> [WHAT IS BEING ASKED]:
Across the whole listing, copy out every line that includes the string "Verzehr".

--- ENTRIES PROVIDED Enclosed Below ---

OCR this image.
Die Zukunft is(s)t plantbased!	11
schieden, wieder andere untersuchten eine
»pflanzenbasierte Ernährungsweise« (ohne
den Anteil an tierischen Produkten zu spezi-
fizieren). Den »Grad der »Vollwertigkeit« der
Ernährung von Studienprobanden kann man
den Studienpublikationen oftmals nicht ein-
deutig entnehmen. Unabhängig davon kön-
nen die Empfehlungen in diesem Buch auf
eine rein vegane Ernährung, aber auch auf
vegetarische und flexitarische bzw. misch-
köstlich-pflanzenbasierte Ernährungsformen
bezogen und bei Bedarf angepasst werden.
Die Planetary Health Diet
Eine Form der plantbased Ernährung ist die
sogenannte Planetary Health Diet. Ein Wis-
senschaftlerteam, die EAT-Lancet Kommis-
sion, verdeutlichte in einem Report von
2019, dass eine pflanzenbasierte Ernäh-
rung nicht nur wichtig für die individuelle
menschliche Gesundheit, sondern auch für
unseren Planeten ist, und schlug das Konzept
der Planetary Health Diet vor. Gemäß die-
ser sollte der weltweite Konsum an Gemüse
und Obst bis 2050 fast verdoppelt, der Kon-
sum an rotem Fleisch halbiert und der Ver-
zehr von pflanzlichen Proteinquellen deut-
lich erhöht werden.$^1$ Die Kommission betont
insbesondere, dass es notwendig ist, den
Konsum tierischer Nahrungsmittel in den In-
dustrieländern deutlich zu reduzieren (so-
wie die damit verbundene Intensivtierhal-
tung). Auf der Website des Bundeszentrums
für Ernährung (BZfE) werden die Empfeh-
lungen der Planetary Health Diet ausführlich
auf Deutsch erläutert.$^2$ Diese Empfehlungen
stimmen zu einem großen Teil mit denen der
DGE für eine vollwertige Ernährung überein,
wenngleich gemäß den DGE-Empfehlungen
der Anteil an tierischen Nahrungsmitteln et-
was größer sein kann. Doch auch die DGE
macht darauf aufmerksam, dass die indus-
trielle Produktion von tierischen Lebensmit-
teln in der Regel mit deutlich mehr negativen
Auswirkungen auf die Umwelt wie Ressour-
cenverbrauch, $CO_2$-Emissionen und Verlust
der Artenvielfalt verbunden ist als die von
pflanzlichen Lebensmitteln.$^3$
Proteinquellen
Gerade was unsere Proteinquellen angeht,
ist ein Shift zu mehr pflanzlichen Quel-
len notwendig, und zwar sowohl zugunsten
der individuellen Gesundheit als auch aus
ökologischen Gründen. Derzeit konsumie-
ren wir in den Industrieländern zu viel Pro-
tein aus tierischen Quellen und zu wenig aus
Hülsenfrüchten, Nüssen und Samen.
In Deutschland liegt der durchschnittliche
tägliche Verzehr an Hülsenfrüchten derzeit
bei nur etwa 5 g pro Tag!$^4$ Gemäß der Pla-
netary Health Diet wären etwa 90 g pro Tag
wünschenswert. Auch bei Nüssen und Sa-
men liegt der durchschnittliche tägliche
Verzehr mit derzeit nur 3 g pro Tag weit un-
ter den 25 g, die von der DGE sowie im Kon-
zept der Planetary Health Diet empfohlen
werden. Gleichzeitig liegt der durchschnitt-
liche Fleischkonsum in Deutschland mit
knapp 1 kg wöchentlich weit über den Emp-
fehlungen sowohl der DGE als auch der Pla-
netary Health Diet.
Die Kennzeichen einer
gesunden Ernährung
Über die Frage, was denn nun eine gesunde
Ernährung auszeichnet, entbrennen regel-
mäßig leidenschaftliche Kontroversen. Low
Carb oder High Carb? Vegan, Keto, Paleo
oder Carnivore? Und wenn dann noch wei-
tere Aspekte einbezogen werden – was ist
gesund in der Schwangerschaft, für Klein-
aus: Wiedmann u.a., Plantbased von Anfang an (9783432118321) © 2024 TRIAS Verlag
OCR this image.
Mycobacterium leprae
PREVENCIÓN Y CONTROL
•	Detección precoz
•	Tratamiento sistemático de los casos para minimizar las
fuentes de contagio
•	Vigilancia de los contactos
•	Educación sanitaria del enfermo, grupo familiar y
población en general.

--- End of Enclosed ENTRIES PROVIDED ---

> [RESULT OF THIS EXERCISE]:
tägliche Verzehr an Hülsenfrüchten derzeit
Verzehr mit derzeit nur 3 g pro Tag weit un-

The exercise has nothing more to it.